• **PASSAGE FOR REVIEW**:
Environmental sector
In 1993, while still managing Bannon & Co., Bannon was made acting director of the Earth-science research project Biosphere 2 in Oracle, Arizona. Under Bannon, the project shifted emphasis from researching space exploration and colonization toward pollution and global warming. He left the project in 1995.
Film and media
In the 1990s, Bannon became an executive producer in the Hollywood film and media industry. Bannon produced 18 films from the 1992 Sean Penn drama The Indian Runner to executive producing Julie Taymor's 1999 film Titus. Bannon became a partner with entertainment industry executive Jeff Kwatinetz at The Firm, Inc., a film and television management company.
In 2004, Bannon made a documentary about Ronald Reagan titled In the Face of Evil. Through the making and screening of this film, Bannon was introduced to Peter Schweizer and publisher Andrew Breitbart, who would later describe him as the Leni Riefenstahl of the Tea Party movement. He was involved in the financing and production of a number of films, including Fire from the Heartland: The Awakening of the Conservative Woman, The Undefeated (on Sarah Palin), and Occupy Unmasked.
Bannon persuaded Goldman Sachs to invest, in 2006, in a company known as Internet Gaming Entertainment. Following a lawsuit, the company rebranded as Affinity Media and Bannon took over as CEO. From 2007 through 2011, Bannon was the chair and CEO of Affinity Media.
In 2007, Bannon wrote an 8-page treatment for a new documentary called Destroying the Great Satan: The Rise of Islamic Facism (sic) in America. The outline describes Council on American-Islamic Relations and the Islamic Society of North America as "cultural jihadists". Bannon wrote the outline himself, and it labels the Washington Post, the New York Times, NPR, "Universities and the Left", the "American Jewish Community", the ACLU, the CIA, the FBI, the State Department, and the White House as "enablers" of a covert mission to establish an Islamic Republic in the United States. In 2011, Bannon spoke at the "Liberty Restoration Foundation" in Orlando, Florida about the Economic Crisis of 2008, the potential impact on Medicare and Medicaid, and his 2010 film Generation Zero.
Bannon was executive chair and co-founder of the Government Accountability Institute, a tax-exempt 501(c)(3) organization, where he helped orchestrate the publication of the book Clinton Cash, from its founding in 2012 until he left in August 2016. For the years 2012 through 2015, he received between $81,000 and $100,000 each year; the organization reported that he worked an average of 30 hours per week for the organization.
In 2015, Bannon was ranked No. 19 on Mediaite's list of the "25 Most Influential in Political News Media 2015".
Bannon also hosted a radio show (Breitbart News Daily) on the SiriusXM Patriot satellite radio channel.
Breitbart News
Bannon was a founding member of the board of Breitbart News, a far-right news, opinion and commentary website which, according to Philip Elliott and Zeke J. Miller of Time, has "pushed racist, sexist, xenophobic and anti-Semitic material into the vein of the alternative right".

• **STORED DATA**:
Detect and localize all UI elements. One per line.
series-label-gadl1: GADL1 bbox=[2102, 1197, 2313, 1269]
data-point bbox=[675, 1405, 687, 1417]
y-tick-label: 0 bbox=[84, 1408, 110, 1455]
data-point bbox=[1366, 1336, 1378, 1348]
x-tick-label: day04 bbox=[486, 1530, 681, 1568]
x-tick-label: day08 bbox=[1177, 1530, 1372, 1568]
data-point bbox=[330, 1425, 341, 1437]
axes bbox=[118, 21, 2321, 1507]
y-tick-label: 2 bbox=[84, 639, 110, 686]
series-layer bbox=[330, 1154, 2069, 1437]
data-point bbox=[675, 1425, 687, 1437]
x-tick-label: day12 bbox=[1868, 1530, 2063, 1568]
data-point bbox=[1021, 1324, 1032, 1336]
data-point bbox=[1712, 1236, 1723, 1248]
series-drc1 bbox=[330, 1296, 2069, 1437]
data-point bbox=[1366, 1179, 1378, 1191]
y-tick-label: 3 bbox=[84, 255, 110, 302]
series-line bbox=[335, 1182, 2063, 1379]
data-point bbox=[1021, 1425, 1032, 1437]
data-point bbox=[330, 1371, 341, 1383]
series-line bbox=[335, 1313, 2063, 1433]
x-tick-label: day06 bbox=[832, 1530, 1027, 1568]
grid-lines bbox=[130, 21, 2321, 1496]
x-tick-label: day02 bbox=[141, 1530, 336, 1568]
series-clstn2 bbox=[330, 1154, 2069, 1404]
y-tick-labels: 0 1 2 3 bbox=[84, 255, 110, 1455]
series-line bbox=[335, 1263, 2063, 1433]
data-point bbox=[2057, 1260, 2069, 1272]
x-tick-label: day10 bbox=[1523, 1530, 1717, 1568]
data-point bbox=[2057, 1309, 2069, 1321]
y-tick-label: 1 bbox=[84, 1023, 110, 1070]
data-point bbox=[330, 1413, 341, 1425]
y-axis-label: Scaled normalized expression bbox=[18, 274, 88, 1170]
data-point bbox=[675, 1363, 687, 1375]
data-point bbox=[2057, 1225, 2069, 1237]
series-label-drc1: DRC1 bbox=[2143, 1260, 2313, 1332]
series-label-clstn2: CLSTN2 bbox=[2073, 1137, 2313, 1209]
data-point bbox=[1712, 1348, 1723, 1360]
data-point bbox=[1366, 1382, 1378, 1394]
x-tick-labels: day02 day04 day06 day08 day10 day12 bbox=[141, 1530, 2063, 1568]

• **ACTIVITIES**:
#1 Translate this sentence from the passage on Bannon's career into Spanish: "Under Bannon, the project shifted emphasis from researching space exploration and colonization toward pollution and global warming."
#2 According to the passage on Bannon's career, what position did Bannon hold at Affinity Media from 2007 through 2011?
#3 Continue the passage on Bannon's career from its final sentence.

• **RESPONSES FOR EACH TASK**:
#1 Bajo la dirección de Bannon, el proyecto desplazó su énfasis de la investigación sobre la exploración y colonización espacial hacia la contaminación y el calentamiento global.

#2 He was its chair and CEO.

#3
In March 2012, after founder Andrew Breitbart's death, Bannon became executive chair of Breitbart News LLC, the parent company of Breitbart News. Under his leadership, Breitbart took a more alt-right and nationalistic approach toward its agenda. Bannon declared the website "the platform for the alt-right" in 2016. Bannon identifies as a conservative. Speaking about his role at Breitbart, Bannon said: "We think of ourselves as virulently anti-establishment, particularly 'anti-' the permanent political class."

Political career
Donald Trump campaign
On August 17, 2016, Bannon was appointed Chief Executive of Donald Trump's campaign to become President of the United States. He left Breitbart to take the job.
On November 13, 2016, Bannon was appointed chief strategist and senior counselor to President-elect Donald Trump. This appointment drew opposition from the Anti-Defamation League, the Council on American-Islamic Relations, the Southern Poverty Law Center, Democrat Senate Minority Leader Harry Reid, and some Republican strategists, because of statements in Breitbart News that were alleged to be racist or antisemitic.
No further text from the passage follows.